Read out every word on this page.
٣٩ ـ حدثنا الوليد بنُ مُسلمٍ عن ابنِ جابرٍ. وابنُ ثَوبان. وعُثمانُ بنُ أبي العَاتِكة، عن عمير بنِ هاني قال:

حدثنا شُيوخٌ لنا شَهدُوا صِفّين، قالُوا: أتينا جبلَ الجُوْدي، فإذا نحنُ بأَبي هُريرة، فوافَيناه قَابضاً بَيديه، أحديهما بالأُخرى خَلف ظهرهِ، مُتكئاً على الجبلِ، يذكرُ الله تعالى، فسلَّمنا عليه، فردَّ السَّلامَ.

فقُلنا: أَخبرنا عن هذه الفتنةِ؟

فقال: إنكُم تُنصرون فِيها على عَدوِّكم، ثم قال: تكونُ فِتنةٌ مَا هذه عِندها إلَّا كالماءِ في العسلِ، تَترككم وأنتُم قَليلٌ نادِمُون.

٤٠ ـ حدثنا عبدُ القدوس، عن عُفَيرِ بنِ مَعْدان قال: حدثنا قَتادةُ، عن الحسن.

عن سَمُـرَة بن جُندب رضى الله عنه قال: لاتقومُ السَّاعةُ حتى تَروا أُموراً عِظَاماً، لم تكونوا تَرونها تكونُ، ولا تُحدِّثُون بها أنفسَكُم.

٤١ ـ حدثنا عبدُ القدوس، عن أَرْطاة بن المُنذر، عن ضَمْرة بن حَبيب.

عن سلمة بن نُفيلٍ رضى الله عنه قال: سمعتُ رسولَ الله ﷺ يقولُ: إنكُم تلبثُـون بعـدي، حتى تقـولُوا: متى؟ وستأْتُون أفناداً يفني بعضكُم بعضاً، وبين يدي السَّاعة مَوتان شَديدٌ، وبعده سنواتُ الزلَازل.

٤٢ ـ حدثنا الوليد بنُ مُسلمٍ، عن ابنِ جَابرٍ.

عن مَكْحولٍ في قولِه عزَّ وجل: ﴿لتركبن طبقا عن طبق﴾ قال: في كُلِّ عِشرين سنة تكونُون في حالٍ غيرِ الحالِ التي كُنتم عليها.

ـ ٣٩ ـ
• • •
### Stated task
Return the whole listing exactly, with every line included.

### Solution for this exercise
Read out every word on this page.
٣٩ ـ حدثنا الوليد بنُ مُسلمٍ عن ابنِ جابرٍ. وابنُ ثَوبان. وعُثمانُ بنُ أبي العَاتِكة، عن عمير بنِ هاني قال:

حدثنا شُيوخٌ لنا شَهدُوا صِفّين، قالُوا: أتينا جبلَ الجُوْدي، فإذا نحنُ بأَبي هُريرة، فوافَيناه قَابضاً بَيديه، أحديهما بالأُخرى خَلف ظهرهِ، مُتكئاً على الجبلِ، يذكرُ الله تعالى، فسلَّمنا عليه، فردَّ السَّلامَ.

فقُلنا: أَخبرنا عن هذه الفتنةِ؟

فقال: إنكُم تُنصرون فِيها على عَدوِّكم، ثم قال: تكونُ فِتنةٌ مَا هذه عِندها إلَّا كالماءِ في العسلِ، تَترككم وأنتُم قَليلٌ نادِمُون.

٤٠ ـ حدثنا عبدُ القدوس، عن عُفَيرِ بنِ مَعْدان قال: حدثنا قَتادةُ، عن الحسن.

عن سَمُـرَة بن جُندب رضى الله عنه قال: لاتقومُ السَّاعةُ حتى تَروا أُموراً عِظَاماً، لم تكونوا تَرونها تكونُ، ولا تُحدِّثُون بها أنفسَكُم.

٤١ ـ حدثنا عبدُ القدوس، عن أَرْطاة بن المُنذر، عن ضَمْرة بن حَبيب.

عن سلمة بن نُفيلٍ رضى الله عنه قال: سمعتُ رسولَ الله ﷺ يقولُ: إنكُم تلبثُـون بعـدي، حتى تقـولُوا: متى؟ وستأْتُون أفناداً يفني بعضكُم بعضاً، وبين يدي السَّاعة مَوتان شَديدٌ، وبعده سنواتُ الزلَازل.

٤٢ ـ حدثنا الوليد بنُ مُسلمٍ، عن ابنِ جَابرٍ.

عن مَكْحولٍ في قولِه عزَّ وجل: ﴿لتركبن طبقا عن طبق﴾ قال: في كُلِّ عِشرين سنة تكونُون في حالٍ غيرِ الحالِ التي كُنتم عليها.

ـ ٣٩ ـ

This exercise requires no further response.